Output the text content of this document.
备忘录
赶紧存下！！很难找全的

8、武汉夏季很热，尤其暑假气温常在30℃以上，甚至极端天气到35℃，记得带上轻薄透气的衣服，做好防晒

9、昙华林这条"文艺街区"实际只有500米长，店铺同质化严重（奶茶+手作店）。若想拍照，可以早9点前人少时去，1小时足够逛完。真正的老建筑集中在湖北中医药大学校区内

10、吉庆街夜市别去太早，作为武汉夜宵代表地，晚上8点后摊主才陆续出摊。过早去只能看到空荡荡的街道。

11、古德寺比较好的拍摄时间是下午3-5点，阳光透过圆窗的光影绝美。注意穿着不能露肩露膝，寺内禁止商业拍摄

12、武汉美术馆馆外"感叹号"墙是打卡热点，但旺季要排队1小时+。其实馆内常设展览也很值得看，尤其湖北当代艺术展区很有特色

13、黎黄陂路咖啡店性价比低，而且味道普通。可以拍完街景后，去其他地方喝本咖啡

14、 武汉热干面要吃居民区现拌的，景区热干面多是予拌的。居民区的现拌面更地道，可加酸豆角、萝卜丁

#####

> _WHAT NEEDS TO BE DONE_: Take the data above and return it exactly.

> _COMPLETE RESPONSE_:
Output the text content of this document.
备忘录
赶紧存下！！很难找全的

8、武汉夏季很热，尤其暑假气温常在30℃以上，甚至极端天气到35℃，记得带上轻薄透气的衣服，做好防晒

9、昙华林这条"文艺街区"实际只有500米长，店铺同质化严重（奶茶+手作店）。若想拍照，可以早9点前人少时去，1小时足够逛完。真正的老建筑集中在湖北中医药大学校区内

10、吉庆街夜市别去太早，作为武汉夜宵代表地，晚上8点后摊主才陆续出摊。过早去只能看到空荡荡的街道。

11、古德寺比较好的拍摄时间是下午3-5点，阳光透过圆窗的光影绝美。注意穿着不能露肩露膝，寺内禁止商业拍摄

12、武汉美术馆馆外"感叹号"墙是打卡热点，但旺季要排队1小时+。其实馆内常设展览也很值得看，尤其湖北当代艺术展区很有特色

13、黎黄陂路咖啡店性价比低，而且味道普通。可以拍完街景后，去其他地方喝本咖啡

14、 武汉热干面要吃居民区现拌的，景区热干面多是予拌的。居民区的现拌面更地道，可加酸豆角、萝卜丁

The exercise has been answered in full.